(Data entries)
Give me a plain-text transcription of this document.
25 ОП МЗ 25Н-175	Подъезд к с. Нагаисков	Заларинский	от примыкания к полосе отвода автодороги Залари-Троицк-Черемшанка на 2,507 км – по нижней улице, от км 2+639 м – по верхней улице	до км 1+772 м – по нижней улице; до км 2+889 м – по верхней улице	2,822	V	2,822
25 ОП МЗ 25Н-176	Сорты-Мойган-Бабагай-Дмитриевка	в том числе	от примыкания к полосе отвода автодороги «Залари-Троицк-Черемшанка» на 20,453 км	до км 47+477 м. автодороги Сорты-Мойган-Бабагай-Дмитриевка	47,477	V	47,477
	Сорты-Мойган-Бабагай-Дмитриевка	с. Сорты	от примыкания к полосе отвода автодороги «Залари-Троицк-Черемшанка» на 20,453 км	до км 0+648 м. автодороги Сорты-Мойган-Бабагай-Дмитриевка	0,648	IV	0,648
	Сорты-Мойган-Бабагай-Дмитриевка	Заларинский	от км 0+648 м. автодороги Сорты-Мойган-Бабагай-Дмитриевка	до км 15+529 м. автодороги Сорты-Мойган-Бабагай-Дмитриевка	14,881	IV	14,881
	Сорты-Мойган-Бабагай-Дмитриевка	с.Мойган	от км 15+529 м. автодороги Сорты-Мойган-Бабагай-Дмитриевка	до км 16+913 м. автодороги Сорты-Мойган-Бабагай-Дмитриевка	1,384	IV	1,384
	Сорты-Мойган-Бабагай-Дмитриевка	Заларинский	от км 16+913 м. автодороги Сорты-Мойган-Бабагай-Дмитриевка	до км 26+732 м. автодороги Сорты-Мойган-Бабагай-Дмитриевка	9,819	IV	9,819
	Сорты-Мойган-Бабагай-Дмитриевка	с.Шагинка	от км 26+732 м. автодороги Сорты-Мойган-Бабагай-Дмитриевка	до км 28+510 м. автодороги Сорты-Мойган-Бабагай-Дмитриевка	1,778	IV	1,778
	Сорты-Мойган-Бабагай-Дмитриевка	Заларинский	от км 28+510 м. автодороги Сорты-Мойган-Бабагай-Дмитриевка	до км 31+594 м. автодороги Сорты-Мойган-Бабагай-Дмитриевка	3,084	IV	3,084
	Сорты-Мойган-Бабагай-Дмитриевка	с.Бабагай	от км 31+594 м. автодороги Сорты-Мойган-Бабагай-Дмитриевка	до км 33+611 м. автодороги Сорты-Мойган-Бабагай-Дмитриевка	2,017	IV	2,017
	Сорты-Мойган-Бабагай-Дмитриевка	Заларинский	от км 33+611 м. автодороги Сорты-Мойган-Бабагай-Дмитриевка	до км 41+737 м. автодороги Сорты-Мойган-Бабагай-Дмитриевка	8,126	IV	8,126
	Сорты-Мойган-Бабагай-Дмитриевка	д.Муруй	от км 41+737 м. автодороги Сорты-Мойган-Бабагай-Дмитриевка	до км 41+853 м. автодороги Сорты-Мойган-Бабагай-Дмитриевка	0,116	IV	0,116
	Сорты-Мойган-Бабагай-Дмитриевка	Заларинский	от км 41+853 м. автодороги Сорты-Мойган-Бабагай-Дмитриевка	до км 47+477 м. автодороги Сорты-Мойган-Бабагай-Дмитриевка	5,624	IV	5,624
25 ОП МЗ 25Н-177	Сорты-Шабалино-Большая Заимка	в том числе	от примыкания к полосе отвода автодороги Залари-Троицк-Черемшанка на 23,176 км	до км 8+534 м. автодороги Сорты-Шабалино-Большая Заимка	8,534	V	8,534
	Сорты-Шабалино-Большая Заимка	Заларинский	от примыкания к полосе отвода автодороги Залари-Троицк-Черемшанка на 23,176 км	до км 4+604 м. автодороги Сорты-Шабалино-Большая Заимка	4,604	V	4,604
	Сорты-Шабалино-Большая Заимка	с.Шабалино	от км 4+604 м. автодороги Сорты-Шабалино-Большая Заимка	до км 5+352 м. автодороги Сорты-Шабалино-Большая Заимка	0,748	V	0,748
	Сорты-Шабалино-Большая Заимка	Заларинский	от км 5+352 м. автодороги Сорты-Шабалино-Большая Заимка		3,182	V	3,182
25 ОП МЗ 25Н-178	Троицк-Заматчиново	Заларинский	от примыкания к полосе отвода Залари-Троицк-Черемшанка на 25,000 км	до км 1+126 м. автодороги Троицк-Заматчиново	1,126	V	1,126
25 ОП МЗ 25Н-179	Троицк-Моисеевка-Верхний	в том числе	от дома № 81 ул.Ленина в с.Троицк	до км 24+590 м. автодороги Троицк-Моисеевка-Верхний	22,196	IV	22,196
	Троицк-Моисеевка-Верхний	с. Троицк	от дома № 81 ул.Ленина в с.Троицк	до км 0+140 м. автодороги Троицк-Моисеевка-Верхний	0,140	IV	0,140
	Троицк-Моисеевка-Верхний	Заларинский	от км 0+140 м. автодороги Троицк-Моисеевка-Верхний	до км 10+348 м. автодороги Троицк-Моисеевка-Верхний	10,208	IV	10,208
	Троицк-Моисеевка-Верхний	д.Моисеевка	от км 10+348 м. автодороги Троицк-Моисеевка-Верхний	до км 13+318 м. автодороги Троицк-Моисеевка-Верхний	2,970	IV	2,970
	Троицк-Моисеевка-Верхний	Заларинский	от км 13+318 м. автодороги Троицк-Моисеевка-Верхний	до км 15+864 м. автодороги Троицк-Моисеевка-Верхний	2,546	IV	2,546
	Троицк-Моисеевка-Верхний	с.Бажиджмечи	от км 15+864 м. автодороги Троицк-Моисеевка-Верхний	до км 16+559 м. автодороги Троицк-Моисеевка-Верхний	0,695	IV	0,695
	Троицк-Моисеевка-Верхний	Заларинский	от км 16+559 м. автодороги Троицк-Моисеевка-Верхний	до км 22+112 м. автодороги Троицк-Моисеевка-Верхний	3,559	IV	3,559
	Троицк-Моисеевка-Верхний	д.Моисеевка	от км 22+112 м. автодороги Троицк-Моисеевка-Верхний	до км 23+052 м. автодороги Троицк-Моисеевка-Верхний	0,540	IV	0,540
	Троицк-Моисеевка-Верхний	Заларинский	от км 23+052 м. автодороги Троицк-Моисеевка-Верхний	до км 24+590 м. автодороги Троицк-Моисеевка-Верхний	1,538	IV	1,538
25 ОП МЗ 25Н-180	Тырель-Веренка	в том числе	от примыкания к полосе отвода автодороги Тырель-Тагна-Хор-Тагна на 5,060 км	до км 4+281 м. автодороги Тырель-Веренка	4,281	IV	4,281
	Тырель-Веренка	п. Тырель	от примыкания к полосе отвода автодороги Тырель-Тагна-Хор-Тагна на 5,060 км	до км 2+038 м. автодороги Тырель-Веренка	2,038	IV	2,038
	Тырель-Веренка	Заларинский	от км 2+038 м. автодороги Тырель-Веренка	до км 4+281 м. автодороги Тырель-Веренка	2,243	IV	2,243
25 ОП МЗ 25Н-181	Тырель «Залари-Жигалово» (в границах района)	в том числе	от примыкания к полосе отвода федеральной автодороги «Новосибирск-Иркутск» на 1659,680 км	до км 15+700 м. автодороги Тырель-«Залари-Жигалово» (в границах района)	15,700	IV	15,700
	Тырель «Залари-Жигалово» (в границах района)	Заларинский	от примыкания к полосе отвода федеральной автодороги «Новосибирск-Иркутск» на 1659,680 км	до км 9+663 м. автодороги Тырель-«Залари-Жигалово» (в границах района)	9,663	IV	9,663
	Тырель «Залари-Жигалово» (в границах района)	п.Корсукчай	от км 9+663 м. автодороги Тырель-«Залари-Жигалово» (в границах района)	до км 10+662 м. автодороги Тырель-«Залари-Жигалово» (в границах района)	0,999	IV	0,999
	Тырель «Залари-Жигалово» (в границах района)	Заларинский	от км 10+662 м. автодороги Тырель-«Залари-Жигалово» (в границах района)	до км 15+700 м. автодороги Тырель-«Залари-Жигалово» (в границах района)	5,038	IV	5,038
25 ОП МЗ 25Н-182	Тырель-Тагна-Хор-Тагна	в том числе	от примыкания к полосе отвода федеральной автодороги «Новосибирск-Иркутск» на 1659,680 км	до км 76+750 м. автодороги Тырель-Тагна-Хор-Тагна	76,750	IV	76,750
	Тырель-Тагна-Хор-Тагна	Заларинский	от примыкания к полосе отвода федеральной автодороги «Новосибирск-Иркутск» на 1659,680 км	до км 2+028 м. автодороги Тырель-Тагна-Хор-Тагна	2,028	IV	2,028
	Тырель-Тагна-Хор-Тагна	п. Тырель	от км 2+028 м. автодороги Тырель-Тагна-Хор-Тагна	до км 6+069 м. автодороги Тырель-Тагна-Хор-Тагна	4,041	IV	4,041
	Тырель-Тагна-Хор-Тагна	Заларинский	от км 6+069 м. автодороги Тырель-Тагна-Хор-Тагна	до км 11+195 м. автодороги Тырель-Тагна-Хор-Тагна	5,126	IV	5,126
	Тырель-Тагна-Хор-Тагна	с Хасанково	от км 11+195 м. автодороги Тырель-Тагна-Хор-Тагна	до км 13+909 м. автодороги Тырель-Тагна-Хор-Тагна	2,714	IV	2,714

DIRECTIONS
Give every line of the material that includes the string "Тагна".

THE ANSWER
25 ОП МЗ 25Н-180	Тырель-Веренка	в том числе	от примыкания к полосе отвода автодороги Тырель-Тагна-Хор-Тагна на 5,060 км	до км 4+281 м. автодороги Тырель-Веренка	4,281	IV	4,281
	Тырель-Веренка	п. Тырель	от примыкания к полосе отвода автодороги Тырель-Тагна-Хор-Тагна на 5,060 км	до км 2+038 м. автодороги Тырель-Веренка	2,038	IV	2,038
25 ОП МЗ 25Н-182	Тырель-Тагна-Хор-Тагна	в том числе	от примыкания к полосе отвода федеральной автодороги «Новосибирск-Иркутск» на 1659,680 км	до км 76+750 м. автодороги Тырель-Тагна-Хор-Тагна	76,750	IV	76,750
	Тырель-Тагна-Хор-Тагна	Заларинский	от примыкания к полосе отвода федеральной автодороги «Новосибирск-Иркутск» на 1659,680 км	до км 2+028 м. автодороги Тырель-Тагна-Хор-Тагна	2,028	IV	2,028
	Тырель-Тагна-Хор-Тагна	п. Тырель	от км 2+028 м. автодороги Тырель-Тагна-Хор-Тагна	до км 6+069 м. автодороги Тырель-Тагна-Хор-Тагна	4,041	IV	4,041
	Тырель-Тагна-Хор-Тагна	Заларинский	от км 6+069 м. автодороги Тырель-Тагна-Хор-Тагна	до км 11+195 м. автодороги Тырель-Тагна-Хор-Тагна	5,126	IV	5,126
	Тырель-Тагна-Хор-Тагна	с Хасанково	от км 11+195 м. автодороги Тырель-Тагна-Хор-Тагна	до км 13+909 м. автодороги Тырель-Тагна-Хор-Тагна	2,714	IV	2,714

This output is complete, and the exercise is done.